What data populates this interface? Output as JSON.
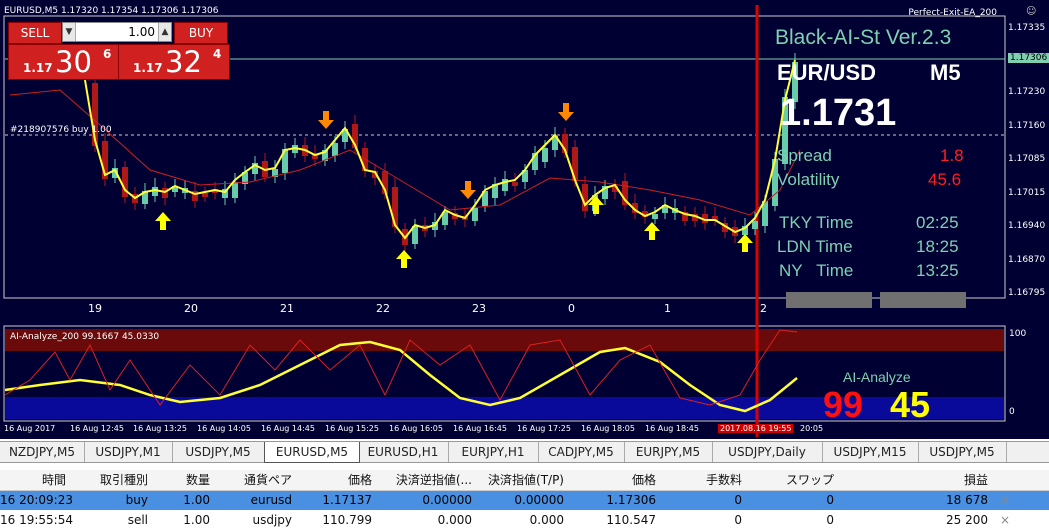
{
  "chart_header": "EURUSD,M5  1.17320 1.17354 1.17306 1.17306",
  "ea_name": "Perfect-Exit-EA_200",
  "trade_panel": {
    "sell_label": "SELL",
    "buy_label": "BUY",
    "lot": "1.00",
    "sell_small": "1.17",
    "sell_big": "30",
    "sell_sup": "6",
    "buy_small": "1.17",
    "buy_big": "32",
    "buy_sup": "4"
  },
  "order_line_label": "#218907576 buy 1.00",
  "info": {
    "title": "Black-AI-St Ver.2.3",
    "pair": "EUR/USD",
    "tf": "M5",
    "price": "1.1731",
    "spread_label": "Spread",
    "spread_value": "1.8",
    "volatility_label": "Volatility",
    "volatility_value": "45.6",
    "tky_label": "TKY Time",
    "tky_value": "02:25",
    "ldn_label": "LDN Time",
    "ldn_value": "18:25",
    "ny_label": "NY   Time",
    "ny_value": "13:25"
  },
  "price_axis": [
    "1.17335",
    "1.17306",
    "1.17230",
    "1.17160",
    "1.17085",
    "1.17015",
    "1.16940",
    "1.16870",
    "1.16795"
  ],
  "day_labels": [
    "19",
    "20",
    "21",
    "22",
    "23",
    "0",
    "1",
    "2"
  ],
  "indicator": {
    "label": "AI-Analyze_200 99.1667 45.0330",
    "axis_top": "100",
    "axis_bottom": "0",
    "name": "AI-Analyze",
    "value1": "99",
    "value2": "45"
  },
  "time_axis": [
    "16 Aug 2017",
    "16 Aug 12:45",
    "16 Aug 13:25",
    "16 Aug 14:05",
    "16 Aug 14:45",
    "16 Aug 15:25",
    "16 Aug 16:05",
    "16 Aug 16:45",
    "16 Aug 17:25",
    "16 Aug 18:05",
    "16 Aug 18:45",
    "2017.08.16 19:55",
    "20:05"
  ],
  "tabs": [
    "NZDJPY,M5",
    "USDJPY,M1",
    "USDJPY,M5",
    "EURUSD,M5",
    "EURUSD,H1",
    "EURJPY,H1",
    "CADJPY,M5",
    "EURJPY,M5",
    "USDJPY,Daily",
    "USDJPY,M15",
    "USDJPY,M5"
  ],
  "active_tab": "EURUSD,M5",
  "columns": [
    "時間",
    "取引種別",
    "数量",
    "通貨ペア",
    "価格",
    "決済逆指値(...",
    "決済指値(T/P)",
    "価格",
    "手数料",
    "スワップ",
    "損益"
  ],
  "rows": [
    [
      "16 20:09:23",
      "buy",
      "1.00",
      "eurusd",
      "1.17137",
      "0.00000",
      "0.00000",
      "1.17306",
      "0",
      "0",
      "18 678"
    ],
    [
      "16 19:55:54",
      "sell",
      "1.00",
      "usdjpy",
      "110.799",
      "0.000",
      "0.000",
      "110.547",
      "0",
      "0",
      "25 200"
    ]
  ],
  "close_glyph": "×",
  "colors": {
    "chart_bg": "#000033",
    "sell": "#d02020",
    "ma_yellow": "#ffff33",
    "candle_up": "#66ccaa",
    "candle_down": "#b01818",
    "arrow_up": "#ffff00",
    "arrow_down": "#ff8800",
    "vline": "#dd0000",
    "info_teal": "#7fd0b0",
    "info_red": "#ff2020",
    "selected_row": "#4a90e2"
  },
  "chart_data": {
    "type": "line",
    "title": "Black-AI-St Ver.2.3",
    "xlabel": "",
    "ylabel": "",
    "x": [
      "19",
      "20",
      "21",
      "22",
      "23",
      "0",
      "1",
      "2"
    ],
    "series": [
      {
        "values": [
          1.171,
          1.1705,
          1.1712,
          1.169,
          1.1713,
          1.1705,
          1.1698,
          1.1731
        ]
      },
      {
        "values": [
          1.1708,
          1.1706,
          1.171,
          1.1703,
          1.1707,
          1.1706,
          1.1704,
          1.172
        ]
      },
      {
        "name": "AI-Analyze_200",
        "values": [
          20,
          10,
          60,
          5,
          55,
          10,
          70,
          90
        ]
      }
    ],
    "ylim": [
      1.16795,
      1.17335
    ]
  }
}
......
▸ **Exercise brief**
Skip the pictures and transcribe the rest of the records exactly.

▸ **Response**
What data populates this interface? Output as JSON.
{
  "chart_header": "EURUSD,M5  1.17320 1.17354 1.17306 1.17306",
  "ea_name": "Perfect-Exit-EA_200",
  "trade_panel": {
    "sell_label": "SELL",
    "buy_label": "BUY",
    "lot": "1.00",
    "sell_small": "1.17",
    "sell_big": "30",
    "sell_sup": "6",
    "buy_small": "1.17",
    "buy_big": "32",
    "buy_sup": "4"
  },
  "order_line_label": "#218907576 buy 1.00",
  "info": {
    "title": "Black-AI-St Ver.2.3",
    "pair": "EUR/USD",
    "tf": "M5",
    "price": "1.1731",
    "spread_label": "Spread",
    "spread_value": "1.8",
    "volatility_label": "Volatility",
    "volatility_value": "45.6",
    "tky_label": "TKY Time",
    "tky_value": "02:25",
    "ldn_label": "LDN Time",
    "ldn_value": "18:25",
    "ny_label": "NY   Time",
    "ny_value": "13:25"
  },
  "price_axis": [
    "1.17335",
    "1.17306",
    "1.17230",
    "1.17160",
    "1.17085",
    "1.17015",
    "1.16940",
    "1.16870",
    "1.16795"
  ],
  "day_labels": [
    "19",
    "20",
    "21",
    "22",
    "23",
    "0",
    "1",
    "2"
  ],
  "indicator": {
    "label": "AI-Analyze_200 99.1667 45.0330",
    "axis_top": "100",
    "axis_bottom": "0",
    "name": "AI-Analyze",
    "value1": "99",
    "value2": "45"
  },
  "time_axis": [
    "16 Aug 2017",
    "16 Aug 12:45",
    "16 Aug 13:25",
    "16 Aug 14:05",
    "16 Aug 14:45",
    "16 Aug 15:25",
    "16 Aug 16:05",
    "16 Aug 16:45",
    "16 Aug 17:25",
    "16 Aug 18:05",
    "16 Aug 18:45",
    "2017.08.16 19:55",
    "20:05"
  ],
  "tabs": [
    "NZDJPY,M5",
    "USDJPY,M1",
    "USDJPY,M5",
    "EURUSD,M5",
    "EURUSD,H1",
    "EURJPY,H1",
    "CADJPY,M5",
    "EURJPY,M5",
    "USDJPY,Daily",
    "USDJPY,M15",
    "USDJPY,M5"
  ],
  "active_tab": "EURUSD,M5",
  "columns": [
    "時間",
    "取引種別",
    "数量",
    "通貨ペア",
    "価格",
    "決済逆指値(...",
    "決済指値(T/P)",
    "価格",
    "手数料",
    "スワップ",
    "損益"
  ],
  "rows": [
    [
      "16 20:09:23",
      "buy",
      "1.00",
      "eurusd",
      "1.17137",
      "0.00000",
      "0.00000",
      "1.17306",
      "0",
      "0",
      "18 678"
    ],
    [
      "16 19:55:54",
      "sell",
      "1.00",
      "usdjpy",
      "110.799",
      "0.000",
      "0.000",
      "110.547",
      "0",
      "0",
      "25 200"
    ]
  ],
  "close_glyph": "×",
  "colors": {
    "chart_bg": "#000033",
    "sell": "#d02020",
    "ma_yellow": "#ffff33",
    "candle_up": "#66ccaa",
    "candle_down": "#b01818",
    "arrow_up": "#ffff00",
    "arrow_down": "#ff8800",
    "vline": "#dd0000",
    "info_teal": "#7fd0b0",
    "info_red": "#ff2020",
    "selected_row": "#4a90e2"
  },
  "chart_data": {
    "type": "line",
    "title": "Black-AI-St Ver.2.3",
    "xlabel": "",
    "ylabel": "",
    "x": [
      "19",
      "20",
      "21",
      "22",
      "23",
      "0",
      "1",
      "2"
    ],
    "series": [
      {
        "values": [
          1.171,
          1.1705,
          1.1712,
          1.169,
          1.1713,
          1.1705,
          1.1698,
          1.1731
        ]
      },
      {
        "values": [
          1.1708,
          1.1706,
          1.171,
          1.1703,
          1.1707,
          1.1706,
          1.1704,
          1.172
        ]
      },
      {
        "name": "AI-Analyze_200",
        "values": [
          20,
          10,
          60,
          5,
          55,
          10,
          70,
          90
        ]
      }
    ],
    "ylim": [
      1.16795,
      1.17335
    ]
  }
}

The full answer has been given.